**STATED TASK:**
Look below. Copy each line that has "Sleeve" in it.

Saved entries

□ □ □ □

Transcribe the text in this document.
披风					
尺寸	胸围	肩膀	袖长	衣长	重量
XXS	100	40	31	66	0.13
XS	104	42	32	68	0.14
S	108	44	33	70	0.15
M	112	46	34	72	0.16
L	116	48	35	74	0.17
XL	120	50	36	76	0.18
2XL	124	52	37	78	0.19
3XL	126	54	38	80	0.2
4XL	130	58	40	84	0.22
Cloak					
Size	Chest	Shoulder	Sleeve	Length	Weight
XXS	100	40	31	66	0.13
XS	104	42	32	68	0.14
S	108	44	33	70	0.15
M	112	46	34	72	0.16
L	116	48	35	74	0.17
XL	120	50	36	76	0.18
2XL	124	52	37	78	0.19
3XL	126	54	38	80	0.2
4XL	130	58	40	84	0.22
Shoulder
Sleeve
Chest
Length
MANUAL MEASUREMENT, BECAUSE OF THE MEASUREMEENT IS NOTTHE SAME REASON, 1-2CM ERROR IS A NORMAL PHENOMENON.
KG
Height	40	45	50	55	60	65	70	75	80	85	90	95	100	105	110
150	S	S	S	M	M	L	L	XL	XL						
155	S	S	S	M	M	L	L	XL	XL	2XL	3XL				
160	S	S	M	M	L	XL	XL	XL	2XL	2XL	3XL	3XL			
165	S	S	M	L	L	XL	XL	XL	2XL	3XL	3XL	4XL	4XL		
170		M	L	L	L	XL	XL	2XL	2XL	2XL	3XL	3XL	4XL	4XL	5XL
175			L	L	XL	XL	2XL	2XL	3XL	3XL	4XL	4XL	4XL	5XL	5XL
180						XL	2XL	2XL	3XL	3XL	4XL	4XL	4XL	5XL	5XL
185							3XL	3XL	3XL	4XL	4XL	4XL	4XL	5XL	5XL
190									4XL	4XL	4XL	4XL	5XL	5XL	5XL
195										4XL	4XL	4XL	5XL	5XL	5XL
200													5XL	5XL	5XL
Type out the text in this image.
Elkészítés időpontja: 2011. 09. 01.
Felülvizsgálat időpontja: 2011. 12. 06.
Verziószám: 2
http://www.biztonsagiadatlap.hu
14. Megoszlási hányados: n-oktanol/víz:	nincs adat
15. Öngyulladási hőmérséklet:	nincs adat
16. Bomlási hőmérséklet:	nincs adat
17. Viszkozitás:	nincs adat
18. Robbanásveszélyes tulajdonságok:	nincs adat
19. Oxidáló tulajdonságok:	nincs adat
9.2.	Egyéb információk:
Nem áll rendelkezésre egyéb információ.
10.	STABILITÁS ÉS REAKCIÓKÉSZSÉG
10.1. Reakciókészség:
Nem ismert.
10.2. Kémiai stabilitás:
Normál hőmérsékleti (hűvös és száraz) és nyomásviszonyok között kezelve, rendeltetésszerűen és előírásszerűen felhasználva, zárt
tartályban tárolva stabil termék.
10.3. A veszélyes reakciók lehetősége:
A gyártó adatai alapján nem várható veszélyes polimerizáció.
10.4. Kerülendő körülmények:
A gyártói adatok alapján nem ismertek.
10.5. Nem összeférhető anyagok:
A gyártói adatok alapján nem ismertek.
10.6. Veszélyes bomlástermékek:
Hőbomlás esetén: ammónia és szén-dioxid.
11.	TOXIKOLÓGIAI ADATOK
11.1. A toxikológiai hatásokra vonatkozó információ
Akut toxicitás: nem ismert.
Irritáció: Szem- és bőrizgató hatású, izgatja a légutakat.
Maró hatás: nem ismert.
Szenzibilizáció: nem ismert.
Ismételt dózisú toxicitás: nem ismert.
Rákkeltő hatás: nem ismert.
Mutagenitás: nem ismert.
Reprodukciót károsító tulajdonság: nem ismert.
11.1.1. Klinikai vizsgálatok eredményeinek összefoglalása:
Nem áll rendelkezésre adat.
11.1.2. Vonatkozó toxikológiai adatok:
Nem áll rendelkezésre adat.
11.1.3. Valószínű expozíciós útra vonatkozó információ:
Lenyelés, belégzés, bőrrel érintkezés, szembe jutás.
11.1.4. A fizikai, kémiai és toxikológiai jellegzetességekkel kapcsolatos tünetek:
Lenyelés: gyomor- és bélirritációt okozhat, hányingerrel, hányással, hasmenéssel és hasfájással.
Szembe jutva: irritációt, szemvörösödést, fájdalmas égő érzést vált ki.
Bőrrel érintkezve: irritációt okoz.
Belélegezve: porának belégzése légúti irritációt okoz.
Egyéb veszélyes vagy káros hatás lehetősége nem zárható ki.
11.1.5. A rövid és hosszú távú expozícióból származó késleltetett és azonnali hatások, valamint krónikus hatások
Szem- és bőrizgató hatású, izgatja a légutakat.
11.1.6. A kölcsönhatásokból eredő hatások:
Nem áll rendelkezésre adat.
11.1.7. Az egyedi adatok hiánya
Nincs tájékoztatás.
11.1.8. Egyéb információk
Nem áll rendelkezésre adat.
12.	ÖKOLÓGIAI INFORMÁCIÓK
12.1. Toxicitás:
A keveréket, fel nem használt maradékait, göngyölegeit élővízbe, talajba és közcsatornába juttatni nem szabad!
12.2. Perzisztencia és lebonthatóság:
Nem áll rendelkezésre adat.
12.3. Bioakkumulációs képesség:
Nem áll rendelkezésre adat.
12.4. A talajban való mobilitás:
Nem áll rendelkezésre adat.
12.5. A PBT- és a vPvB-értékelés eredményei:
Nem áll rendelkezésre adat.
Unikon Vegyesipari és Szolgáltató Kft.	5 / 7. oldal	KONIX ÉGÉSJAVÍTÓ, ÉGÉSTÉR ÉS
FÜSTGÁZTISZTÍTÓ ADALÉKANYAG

□ □ □ □

**RESPONSE:**
Size	Chest	Shoulder	Sleeve	Length	Weight
Sleeve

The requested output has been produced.